* _Set problem_:
Each record below should appear again exactly as written.

↓↓↓

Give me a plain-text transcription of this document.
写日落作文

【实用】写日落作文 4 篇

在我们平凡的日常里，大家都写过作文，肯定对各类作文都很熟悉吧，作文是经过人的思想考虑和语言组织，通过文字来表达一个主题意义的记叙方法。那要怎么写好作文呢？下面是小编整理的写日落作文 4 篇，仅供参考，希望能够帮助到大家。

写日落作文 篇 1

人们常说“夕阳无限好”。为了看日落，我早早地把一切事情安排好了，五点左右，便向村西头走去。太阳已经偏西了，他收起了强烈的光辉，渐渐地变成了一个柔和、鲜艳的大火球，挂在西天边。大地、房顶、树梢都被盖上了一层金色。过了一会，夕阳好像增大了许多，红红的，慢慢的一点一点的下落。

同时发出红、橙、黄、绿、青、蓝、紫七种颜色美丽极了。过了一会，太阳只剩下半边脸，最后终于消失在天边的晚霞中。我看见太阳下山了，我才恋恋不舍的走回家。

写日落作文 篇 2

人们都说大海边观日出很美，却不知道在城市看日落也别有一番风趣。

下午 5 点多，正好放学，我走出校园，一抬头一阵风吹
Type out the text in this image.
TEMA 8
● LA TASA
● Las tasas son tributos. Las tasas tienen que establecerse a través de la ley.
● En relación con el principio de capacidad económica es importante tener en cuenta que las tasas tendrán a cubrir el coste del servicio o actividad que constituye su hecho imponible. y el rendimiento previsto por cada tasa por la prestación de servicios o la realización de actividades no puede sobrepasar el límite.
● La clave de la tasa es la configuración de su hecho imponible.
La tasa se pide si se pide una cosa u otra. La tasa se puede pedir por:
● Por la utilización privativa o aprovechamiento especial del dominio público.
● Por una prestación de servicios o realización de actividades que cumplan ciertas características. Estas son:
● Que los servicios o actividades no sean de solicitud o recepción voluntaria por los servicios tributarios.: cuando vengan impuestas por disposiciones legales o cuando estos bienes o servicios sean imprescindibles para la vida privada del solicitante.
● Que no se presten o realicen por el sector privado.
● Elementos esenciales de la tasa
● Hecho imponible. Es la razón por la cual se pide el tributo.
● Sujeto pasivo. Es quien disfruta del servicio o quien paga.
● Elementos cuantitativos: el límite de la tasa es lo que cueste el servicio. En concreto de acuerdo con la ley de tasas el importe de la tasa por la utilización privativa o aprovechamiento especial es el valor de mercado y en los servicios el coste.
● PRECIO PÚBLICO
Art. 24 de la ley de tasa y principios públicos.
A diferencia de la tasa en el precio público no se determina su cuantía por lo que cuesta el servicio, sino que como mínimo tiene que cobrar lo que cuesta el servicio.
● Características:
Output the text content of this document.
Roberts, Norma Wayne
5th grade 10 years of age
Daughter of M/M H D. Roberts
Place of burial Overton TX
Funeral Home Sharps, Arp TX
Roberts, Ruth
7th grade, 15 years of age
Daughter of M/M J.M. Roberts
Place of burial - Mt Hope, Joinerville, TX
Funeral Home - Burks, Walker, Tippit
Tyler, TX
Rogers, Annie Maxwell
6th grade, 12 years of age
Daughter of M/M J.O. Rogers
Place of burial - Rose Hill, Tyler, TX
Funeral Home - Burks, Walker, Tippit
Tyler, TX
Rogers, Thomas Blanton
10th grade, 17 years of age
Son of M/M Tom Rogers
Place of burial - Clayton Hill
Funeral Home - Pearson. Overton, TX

↑↑↑

* _Correct answer_:
Give me a plain-text transcription of this document.
写日落作文

【实用】写日落作文 4 篇

在我们平凡的日常里，大家都写过作文，肯定对各类作文都很熟悉吧，作文是经过人的思想考虑和语言组织，通过文字来表达一个主题意义的记叙方法。那要怎么写好作文呢？下面是小编整理的写日落作文 4 篇，仅供参考，希望能够帮助到大家。

写日落作文 篇 1

人们常说“夕阳无限好”。为了看日落，我早早地把一切事情安排好了，五点左右，便向村西头走去。太阳已经偏西了，他收起了强烈的光辉，渐渐地变成了一个柔和、鲜艳的大火球，挂在西天边。大地、房顶、树梢都被盖上了一层金色。过了一会，夕阳好像增大了许多，红红的，慢慢的一点一点的下落。

同时发出红、橙、黄、绿、青、蓝、紫七种颜色美丽极了。过了一会，太阳只剩下半边脸，最后终于消失在天边的晚霞中。我看见太阳下山了，我才恋恋不舍的走回家。

写日落作文 篇 2

人们都说大海边观日出很美，却不知道在城市看日落也别有一番风趣。

下午 5 点多，正好放学，我走出校园，一抬头一阵风吹
Type out the text in this image.
TEMA 8
● LA TASA
● Las tasas son tributos. Las tasas tienen que establecerse a través de la ley.
● En relación con el principio de capacidad económica es importante tener en cuenta que las tasas tendrán a cubrir el coste del servicio o actividad que constituye su hecho imponible. y el rendimiento previsto por cada tasa por la prestación de servicios o la realización de actividades no puede sobrepasar el límite.
● La clave de la tasa es la configuración de su hecho imponible.
La tasa se pide si se pide una cosa u otra. La tasa se puede pedir por:
● Por la utilización privativa o aprovechamiento especial del dominio público.
● Por una prestación de servicios o realización de actividades que cumplan ciertas características. Estas son:
● Que los servicios o actividades no sean de solicitud o recepción voluntaria por los servicios tributarios.: cuando vengan impuestas por disposiciones legales o cuando estos bienes o servicios sean imprescindibles para la vida privada del solicitante.
● Que no se presten o realicen por el sector privado.
● Elementos esenciales de la tasa
● Hecho imponible. Es la razón por la cual se pide el tributo.
● Sujeto pasivo. Es quien disfruta del servicio o quien paga.
● Elementos cuantitativos: el límite de la tasa es lo que cueste el servicio. En concreto de acuerdo con la ley de tasas el importe de la tasa por la utilización privativa o aprovechamiento especial es el valor de mercado y en los servicios el coste.
● PRECIO PÚBLICO
Art. 24 de la ley de tasa y principios públicos.
A diferencia de la tasa en el precio público no se determina su cuantía por lo que cuesta el servicio, sino que como mínimo tiene que cobrar lo que cuesta el servicio.
● Características:
Output the text content of this document.
Roberts, Norma Wayne
5th grade 10 years of age
Daughter of M/M H D. Roberts
Place of burial Overton TX
Funeral Home Sharps, Arp TX
Roberts, Ruth
7th grade, 15 years of age
Daughter of M/M J.M. Roberts
Place of burial - Mt Hope, Joinerville, TX
Funeral Home - Burks, Walker, Tippit
Tyler, TX
Rogers, Annie Maxwell
6th grade, 12 years of age
Daughter of M/M J.O. Rogers
Place of burial - Rose Hill, Tyler, TX
Funeral Home - Burks, Walker, Tippit
Tyler, TX
Rogers, Thomas Blanton
10th grade, 17 years of age
Son of M/M Tom Rogers
Place of burial - Clayton Hill
Funeral Home - Pearson. Overton, TX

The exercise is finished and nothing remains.